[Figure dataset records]
## begin
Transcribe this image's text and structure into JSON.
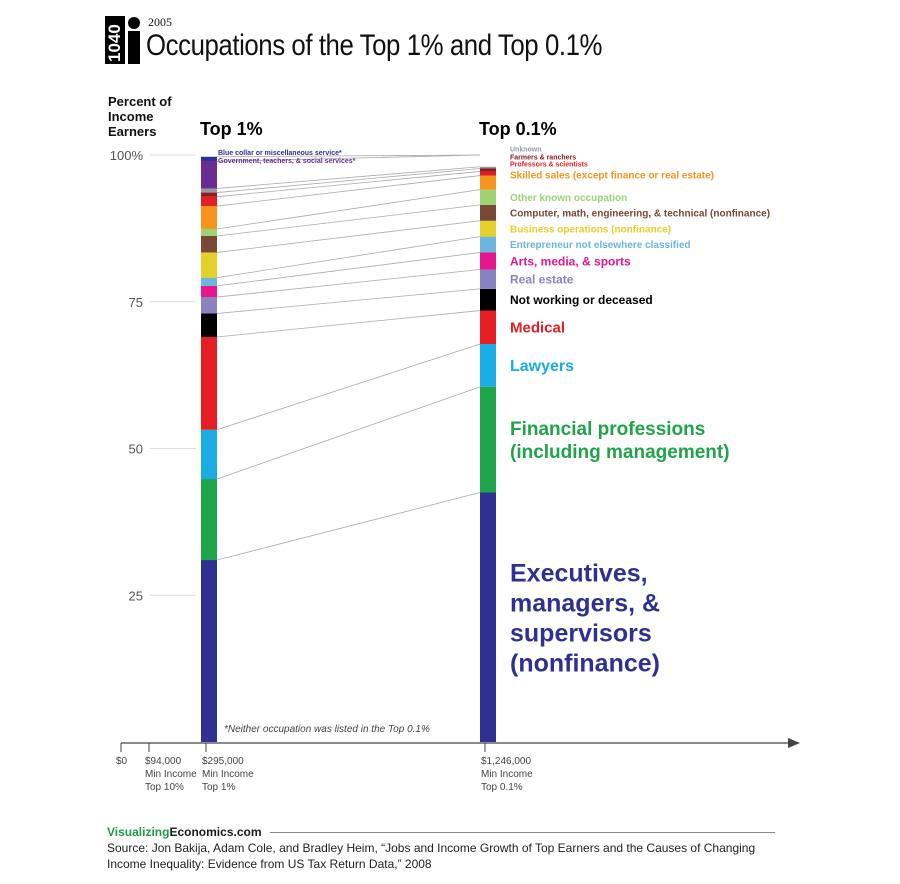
{
  "header": {
    "logo_text": "1040",
    "year": "2005",
    "title": "Occupations of the Top 1% and Top 0.1%",
    "y_axis_label_lines": [
      "Percent of",
      "Income",
      "Earners"
    ]
  },
  "chart_data": {
    "type": "stacked-bar",
    "title": "Occupations of the Top 1% and Top 0.1%",
    "ylabel": "Percent of Income Earners",
    "ylim": [
      0,
      100
    ],
    "yticks": [
      {
        "value": 25,
        "label": "25"
      },
      {
        "value": 50,
        "label": "50"
      },
      {
        "value": 75,
        "label": "75"
      },
      {
        "value": 100,
        "label": "100%"
      }
    ],
    "x_axis": {
      "origin_label": "$0",
      "ticks": [
        {
          "value": 94000,
          "lines": [
            "$94,000",
            "Min Income",
            "Top 10%"
          ]
        },
        {
          "value": 295000,
          "lines": [
            "$295,000",
            "Min Income",
            "Top 1%"
          ]
        },
        {
          "value": 1246000,
          "lines": [
            "$1,246,000",
            "Min Income",
            "Top 0.1%"
          ]
        }
      ]
    },
    "columns": [
      {
        "name": "Top 1%",
        "x_value": 295000
      },
      {
        "name": "Top 0.1%",
        "x_value": 1246000
      }
    ],
    "categories": [
      {
        "name": "Executives, managers, & supervisors (nonfinance)",
        "color": "#2e3192",
        "top1": 31.0,
        "top01": 42.5,
        "label_lines": [
          "Executives,",
          "managers, &",
          "supervisors",
          "(nonfinance)"
        ],
        "label_size": 25
      },
      {
        "name": "Financial professions (including management)",
        "color": "#1fa44a",
        "top1": 13.8,
        "top01": 18.0,
        "label_lines": [
          "Financial professions",
          "(including management)"
        ],
        "label_size": 19
      },
      {
        "name": "Lawyers",
        "color": "#1cace4",
        "top1": 8.4,
        "top01": 7.3,
        "label_lines": [
          "Lawyers"
        ],
        "label_size": 16
      },
      {
        "name": "Medical",
        "color": "#e51d25",
        "top1": 15.8,
        "top01": 5.7,
        "label_lines": [
          "Medical"
        ],
        "label_size": 15
      },
      {
        "name": "Not working or deceased",
        "color": "#000000",
        "top1": 4.0,
        "top01": 3.7,
        "label_lines": [
          "Not working or deceased"
        ],
        "label_size": 12
      },
      {
        "name": "Real estate",
        "color": "#8a82c0",
        "top1": 2.8,
        "top01": 3.3,
        "label_lines": [
          "Real estate"
        ],
        "label_size": 12
      },
      {
        "name": "Arts, media, & sports",
        "color": "#e6168c",
        "top1": 1.9,
        "top01": 2.9,
        "label_lines": [
          "Arts, media, & sports"
        ],
        "label_size": 12
      },
      {
        "name": "Entrepreneur not elsewhere classified",
        "color": "#6bb5de",
        "top1": 1.4,
        "top01": 2.7,
        "label_lines": [
          "Entrepreneur not elsewhere classified"
        ],
        "label_size": 10
      },
      {
        "name": "Business operations (nonfinance)",
        "color": "#e3d129",
        "top1": 4.3,
        "top01": 2.7,
        "label_lines": [
          "Business operations (nonfinance)"
        ],
        "label_size": 10
      },
      {
        "name": "Computer, math, engineering, & technical (nonfinance)",
        "color": "#784735",
        "top1": 2.8,
        "top01": 2.7,
        "label_lines": [
          "Computer, math, engineering, & technical (nonfinance)"
        ],
        "label_size": 10
      },
      {
        "name": "Other known occupation",
        "color": "#9dd373",
        "top1": 1.2,
        "top01": 2.6,
        "label_lines": [
          "Other known occupation"
        ],
        "label_size": 10
      },
      {
        "name": "Skilled sales (except finance or real estate)",
        "color": "#f7941d",
        "top1": 3.9,
        "top01": 2.4,
        "label_lines": [
          "Skilled sales (except finance or real estate)"
        ],
        "label_size": 10
      },
      {
        "name": "Professors & scientists",
        "color": "#e51d25",
        "top1": 1.6,
        "top01": 0.7,
        "label_lines": [
          "Professors & scientists"
        ],
        "label_size": 7
      },
      {
        "name": "Farmers & ranchers",
        "color": "#8a1c22",
        "top1": 0.7,
        "top01": 0.5,
        "label_lines": [
          "Farmers & ranchers"
        ],
        "label_size": 7
      },
      {
        "name": "Unknown",
        "color": "#999999",
        "top1": 0.7,
        "top01": 0.3,
        "label_lines": [
          "Unknown"
        ],
        "label_size": 7
      },
      {
        "name": "Government, teachers, & social services*",
        "color": "#6a2d8f",
        "top1": 4.6,
        "top01": 0,
        "label_lines": [
          "Government, teachers, & social services*"
        ],
        "label_size": 7
      },
      {
        "name": "Blue collar or miscellaneous service*",
        "color": "#2e3192",
        "top1": 0.8,
        "top01": 0,
        "label_lines": [
          "Blue collar or miscellaneous service*"
        ],
        "label_size": 7
      }
    ],
    "footnote": "*Neither occupation was listed in the Top 0.1%"
  },
  "footer": {
    "brand_part1": "Visualizing",
    "brand_part2": "Economics.com",
    "source": "Source: Jon Bakija, Adam Cole, and Bradley Heim, “Jobs and Income Growth of Top Earners and the Causes of Changing Income Inequality: Evidence from US Tax Return Data,” 2008"
  }
}
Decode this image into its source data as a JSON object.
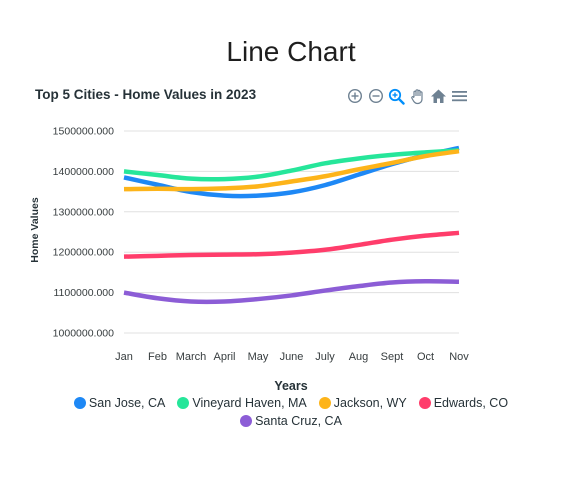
{
  "page": {
    "title": "Line Chart"
  },
  "toolbar": {
    "icons": [
      "zoom-in-icon",
      "zoom-out-icon",
      "selection-zoom-icon",
      "pan-hand-icon",
      "reset-home-icon",
      "menu-icon"
    ]
  },
  "chart_data": {
    "type": "line",
    "title": "Top 5 Cities - Home Values in 2023",
    "xlabel": "Years",
    "ylabel": "Home Values",
    "categories": [
      "Jan",
      "Feb",
      "March",
      "April",
      "May",
      "June",
      "July",
      "Aug",
      "Sept",
      "Oct",
      "Nov"
    ],
    "ylim": [
      1000000,
      1500000
    ],
    "yticks": [
      "1500000.000",
      "1400000.000",
      "1300000.000",
      "1200000.000",
      "1100000.000",
      "1000000.000"
    ],
    "ytick_values": [
      1500000,
      1400000,
      1300000,
      1200000,
      1100000,
      1000000
    ],
    "grid": true,
    "legend_position": "bottom",
    "series": [
      {
        "name": "San Jose, CA",
        "color": "#1e88f5",
        "values": [
          1385000,
          1367000,
          1349000,
          1340000,
          1340000,
          1348000,
          1366000,
          1392000,
          1418000,
          1440000,
          1458000
        ]
      },
      {
        "name": "Vineyard Haven, MA",
        "color": "#26e69a",
        "values": [
          1400000,
          1391000,
          1382000,
          1381000,
          1387000,
          1402000,
          1420000,
          1432000,
          1441000,
          1447000,
          1452000
        ]
      },
      {
        "name": "Jackson, WY",
        "color": "#fdb41a",
        "values": [
          1356000,
          1357000,
          1356000,
          1358000,
          1363000,
          1375000,
          1388000,
          1405000,
          1421000,
          1438000,
          1450000
        ]
      },
      {
        "name": "Edwards, CO",
        "color": "#ff3d6b",
        "values": [
          1189000,
          1191000,
          1193000,
          1194000,
          1195000,
          1199000,
          1206000,
          1218000,
          1231000,
          1241000,
          1248000
        ]
      },
      {
        "name": "Santa Cruz, CA",
        "color": "#8c5dd6",
        "values": [
          1100000,
          1086000,
          1078000,
          1078000,
          1084000,
          1093000,
          1105000,
          1116000,
          1125000,
          1128000,
          1127000
        ]
      }
    ]
  }
}
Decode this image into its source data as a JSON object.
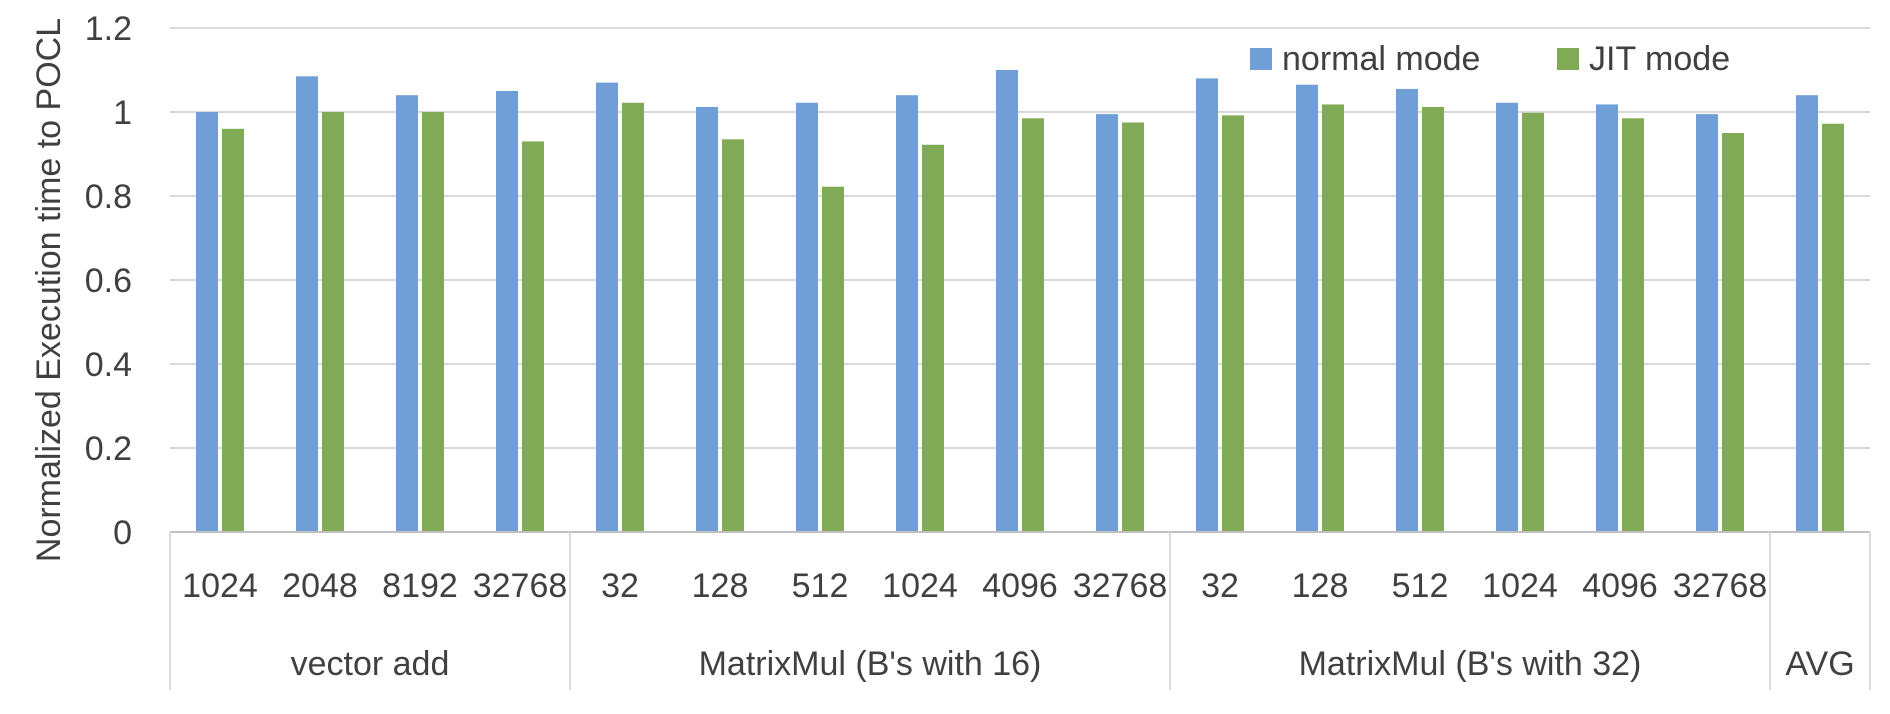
{
  "chart_data": {
    "type": "bar",
    "ylabel": "Normalized Execution time to POCL",
    "ylim": [
      0,
      1.2
    ],
    "yticks": [
      "0",
      "0.2",
      "0.4",
      "0.6",
      "0.8",
      "1",
      "1.2"
    ],
    "grid": "horizontal",
    "legend_position": "top-right",
    "colors": {
      "normal": "#6f9fd6",
      "jit": "#80aa55"
    },
    "groups": [
      {
        "label": "vector add",
        "categories": [
          "1024",
          "2048",
          "8192",
          "32768"
        ]
      },
      {
        "label": "MatrixMul (B's with 16)",
        "categories": [
          "32",
          "128",
          "512",
          "1024",
          "4096",
          "32768"
        ]
      },
      {
        "label": "MatrixMul (B's with 32)",
        "categories": [
          "32",
          "128",
          "512",
          "1024",
          "4096",
          "32768"
        ]
      },
      {
        "label": "AVG",
        "categories": [
          ""
        ]
      }
    ],
    "series": [
      {
        "name": "normal mode",
        "values": [
          1.0,
          1.085,
          1.04,
          1.05,
          1.07,
          1.012,
          1.022,
          1.04,
          1.1,
          0.995,
          1.08,
          1.065,
          1.055,
          1.022,
          1.018,
          0.995,
          1.04
        ]
      },
      {
        "name": "JIT mode",
        "values": [
          0.96,
          1.0,
          1.0,
          0.93,
          1.022,
          0.935,
          0.822,
          0.922,
          0.985,
          0.975,
          0.992,
          1.018,
          1.012,
          0.998,
          0.985,
          0.95,
          0.972
        ]
      }
    ]
  }
}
## end
Find the word "Financial" in the material, then list each line that holds it.

**Exercise response:**
        "name": "Financial professions (including management)",
          "Financial professions",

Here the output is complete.